It is a truth rarely acknowledged by theater reviewers: No matter the play, the production you'll see is frequently better than one we saw.
Opening night jitters will subside in subsequent performances—that blown cue or line flub probably won't be there the second time around. But how certain can we be that an actor and director will find the depths in a character that were absent on opening night?
Audiences change a show by their interaction with it. All but inevitably, that change is for the better. Each evening can be an experiment, in which the participants can ask, "What happens if we do it like this tonight?" Each night, a company can build on the information gained the nights before. Typically, critics catch companies only at the beginning of this process. Two recent openings are a case in point.
Director Joshua Benjamin has cast carefully for his production of The Electric Baby. Last Friday, on opening night, Lori Ingle Taylor still seemed caught between monologue and true conversation as Natalia, the Romanian mother of an unseen, magical and terminally ill infant. Some of that magic is already visible, in Arnold Chanakira's compelling, awe-struck work as Natalia's husband, Ambimbola. We also see a shift in Lofton Riser's Rozie, a rough waitress and amateur sex worker, and Amada Scherle's aching, bereft Helen, still grieving the loss of a child. Still, the ensemble hadn't truly gelled on Friday night; it's hard to say how much it will have by the time you catch this elliptical tale of human losses and unorthodox cures.

EXTRACTED INFORMATION –

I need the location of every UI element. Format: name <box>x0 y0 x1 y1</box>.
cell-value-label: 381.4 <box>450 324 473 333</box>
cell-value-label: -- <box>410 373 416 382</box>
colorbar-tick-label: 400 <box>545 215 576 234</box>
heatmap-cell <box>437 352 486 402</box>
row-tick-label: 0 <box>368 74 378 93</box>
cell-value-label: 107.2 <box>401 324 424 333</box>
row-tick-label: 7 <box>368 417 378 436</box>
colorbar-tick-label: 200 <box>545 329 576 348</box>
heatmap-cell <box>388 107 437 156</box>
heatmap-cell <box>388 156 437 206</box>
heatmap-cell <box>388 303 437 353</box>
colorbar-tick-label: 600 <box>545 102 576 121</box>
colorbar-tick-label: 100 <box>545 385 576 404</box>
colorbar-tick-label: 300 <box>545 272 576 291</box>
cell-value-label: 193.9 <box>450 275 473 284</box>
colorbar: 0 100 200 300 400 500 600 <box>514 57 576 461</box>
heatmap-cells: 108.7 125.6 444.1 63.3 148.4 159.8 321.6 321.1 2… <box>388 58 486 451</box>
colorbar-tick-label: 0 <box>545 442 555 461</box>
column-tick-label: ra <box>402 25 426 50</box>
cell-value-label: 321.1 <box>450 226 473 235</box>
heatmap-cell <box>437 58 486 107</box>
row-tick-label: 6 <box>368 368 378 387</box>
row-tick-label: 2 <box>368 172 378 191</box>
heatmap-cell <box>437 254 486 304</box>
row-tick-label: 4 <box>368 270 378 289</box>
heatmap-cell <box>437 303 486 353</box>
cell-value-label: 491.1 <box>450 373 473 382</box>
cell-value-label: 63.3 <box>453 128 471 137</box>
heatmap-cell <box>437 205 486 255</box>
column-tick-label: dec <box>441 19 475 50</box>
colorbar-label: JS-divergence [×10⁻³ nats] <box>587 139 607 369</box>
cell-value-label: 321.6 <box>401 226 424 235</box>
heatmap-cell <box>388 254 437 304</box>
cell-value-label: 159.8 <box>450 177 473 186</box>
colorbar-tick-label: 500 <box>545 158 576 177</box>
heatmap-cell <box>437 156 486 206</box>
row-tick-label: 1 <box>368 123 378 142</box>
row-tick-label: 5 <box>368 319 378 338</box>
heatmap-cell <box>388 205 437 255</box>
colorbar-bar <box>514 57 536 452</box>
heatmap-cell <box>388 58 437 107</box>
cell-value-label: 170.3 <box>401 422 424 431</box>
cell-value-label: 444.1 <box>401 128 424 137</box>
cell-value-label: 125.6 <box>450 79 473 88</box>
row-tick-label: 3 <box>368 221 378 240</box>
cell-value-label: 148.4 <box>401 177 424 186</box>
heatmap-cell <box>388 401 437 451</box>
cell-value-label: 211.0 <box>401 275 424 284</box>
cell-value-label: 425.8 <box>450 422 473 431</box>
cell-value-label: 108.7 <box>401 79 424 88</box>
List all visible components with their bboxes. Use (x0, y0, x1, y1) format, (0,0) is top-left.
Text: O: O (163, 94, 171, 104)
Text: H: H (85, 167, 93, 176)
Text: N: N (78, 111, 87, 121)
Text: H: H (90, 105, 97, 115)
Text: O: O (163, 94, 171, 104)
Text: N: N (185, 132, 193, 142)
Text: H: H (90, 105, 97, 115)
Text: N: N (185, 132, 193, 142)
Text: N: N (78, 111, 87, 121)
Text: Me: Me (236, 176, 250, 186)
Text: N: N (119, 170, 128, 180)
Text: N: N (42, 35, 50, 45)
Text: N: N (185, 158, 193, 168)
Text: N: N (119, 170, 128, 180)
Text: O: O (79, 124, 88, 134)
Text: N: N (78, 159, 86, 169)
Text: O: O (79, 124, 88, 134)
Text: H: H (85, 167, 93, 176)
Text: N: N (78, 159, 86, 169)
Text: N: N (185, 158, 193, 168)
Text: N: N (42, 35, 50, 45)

TASKS –
1. In the theater review, which actor plays Natalia in The Electric Baby?
2. Pick up the theater review after its final sentence and keep writing it.

RESULTS OF THE EXERCISE –
1. Lori Ingle Taylor

2.
It's clear that playwright and director Jesse Lowe aims toward the liturgical in The Pelican, a work about a whistle-blower (sharp-eyed Douglas Campen) in a U.S. military with an increasing capacity for war by remote control. While that happens, the protagonist's mother (crisp Gilly Conklin) lectures on medieval lit, underscoring the sacramental sacrifice of those who act by conscience. But Lowe is still growing up in public in both of his roles in this production; by skimping in writing a one-dimensional villain (Jerry Zieman) and directing Laura Bradford as an unusually submissive Air Force general, using transparent expositional devices and more-convenient-than-believable plot devices. Lowe's dialogue is glib in places and bad-spy-thriller in others. But when he considers the spiritual dimensions of sacrifice, something better shines through.
This article appeared in print with the headline "Opening nights."